(PAGE EXCERPT)

··········

RTP has six programs designed to help new companies get started. When taken in combination with North Carolina's grant programs, startups in the state have numerous ways to succeed with innovative ideas. In fact, according to a popular saying among those involved with the research park, it's harder for students to fail than it is for them to succeed when they pursue higher education in the state.
Student Needs and Innovation Districts
RTP has also faced challenges over the years, largely due to zoning and transportation issues. After all, the innovation district is spread among three different universities in North Carolina, and a student's daily schedule can be spread out across great distances.
To address these concerns, the innovation district has redeveloped its infrastructure to make transportation more accessible for students, many of whom don’t own cars.
As such, the lesson for other research parks to take note of is that students must have soft infrastructure — education — as well as hard infrastructure — transportation — to succeed. While it's wonderful and enriching to have the classes and the lab time, students must also be able to get to the right place at the right time.
In Maryland, a somewhat different state of affairs has been witnessed — namely, the emergence of a meeting ground between academic and corporate culture. Traditionally, a gap has existed between the two cultures, because the nature of exploring and developing ideas in a student environment is different than the culture of companies.
This mending of the gap is due to the unique mix of business and government entities that surround the University of Maryland (UMD), where the breakdown of innovation barriers has spurred the progress of research. The process of conceiving and developing original ideas is, in many ways, contrary to any culture that stresses compliance for a common vision, yet the latter is the essence of business culture.
Nonetheless, this gap has been largely erased by the innovations at UMD, where progress has been made possible by an advanced understanding of compliance regulations, which students traditionally gain no exposure to until after they've graduated and entered the workforce.

··········

(PROVIDED MATERIAL)

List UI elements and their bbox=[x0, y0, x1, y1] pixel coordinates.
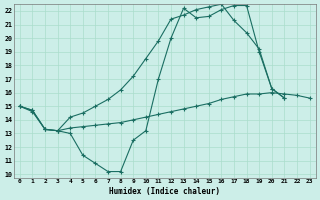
X-axis label: Humidex (Indice chaleur): Humidex (Indice chaleur) bbox=[109, 187, 220, 196]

··········

(SET PROBLEM) In the page excerpt above, condense the paragraph that begins "In Maryland, a somewhat different state of affairs" into two short sentences that keep its main facts.

(FINAL ANSWER) Maryland has seen academic and corporate culture begin to meet. The two have traditionally been divided, because exploring and developing ideas as a student differs from the culture of companies.